** begin SUPPLIED ENTRIES **

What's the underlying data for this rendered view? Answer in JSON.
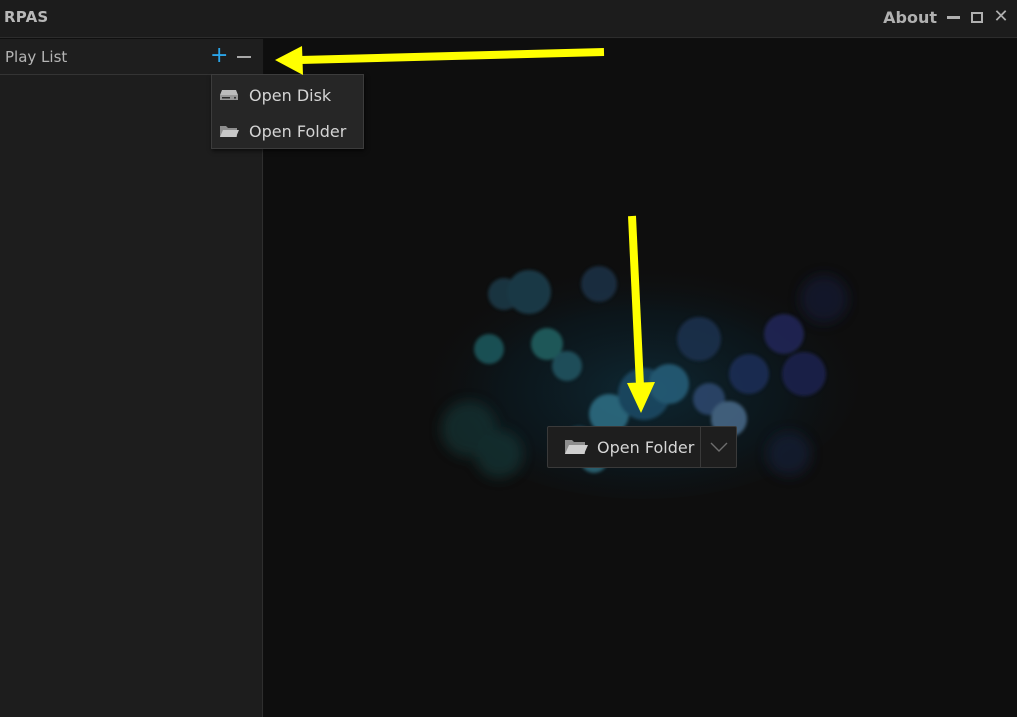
{
  "window": {
    "title": "RPAS",
    "about_label": "About",
    "minimize_icon": "minimize-icon",
    "maximize_icon": "maximize-icon",
    "close_icon": "close-icon",
    "close_glyph": "✕"
  },
  "sidebar": {
    "title": "Play List",
    "add_glyph": "+",
    "add_icon": "plus-icon",
    "remove_icon": "minus-icon"
  },
  "dropdown": {
    "items": [
      {
        "label": "Open Disk",
        "icon": "disk-drive-icon"
      },
      {
        "label": "Open Folder",
        "icon": "folder-icon"
      }
    ]
  },
  "main": {
    "open_button_label": "Open Folder",
    "open_button_icon": "folder-icon",
    "dropdown_icon": "chevron-down-icon"
  },
  "colors": {
    "accent": "#2aa4e8",
    "annotation": "#ffff00",
    "background": "#0e0e0e",
    "sidebar": "#1d1d1d"
  }
}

** end SUPPLIED ENTRIES **

## WHAT NEEDS TO BE DONE
Copy each line of the records precisely and drop any images they hold.

## RESULT FOR THIS EXERCISE
What's the underlying data for this rendered view? Answer in JSON.
{
  "window": {
    "title": "RPAS",
    "about_label": "About",
    "minimize_icon": "minimize-icon",
    "maximize_icon": "maximize-icon",
    "close_icon": "close-icon",
    "close_glyph": "✕"
  },
  "sidebar": {
    "title": "Play List",
    "add_glyph": "+",
    "add_icon": "plus-icon",
    "remove_icon": "minus-icon"
  },
  "dropdown": {
    "items": [
      {
        "label": "Open Disk",
        "icon": "disk-drive-icon"
      },
      {
        "label": "Open Folder",
        "icon": "folder-icon"
      }
    ]
  },
  "main": {
    "open_button_label": "Open Folder",
    "open_button_icon": "folder-icon",
    "dropdown_icon": "chevron-down-icon"
  },
  "colors": {
    "accent": "#2aa4e8",
    "annotation": "#ffff00",
    "background": "#0e0e0e",
    "sidebar": "#1d1d1d"
  }
}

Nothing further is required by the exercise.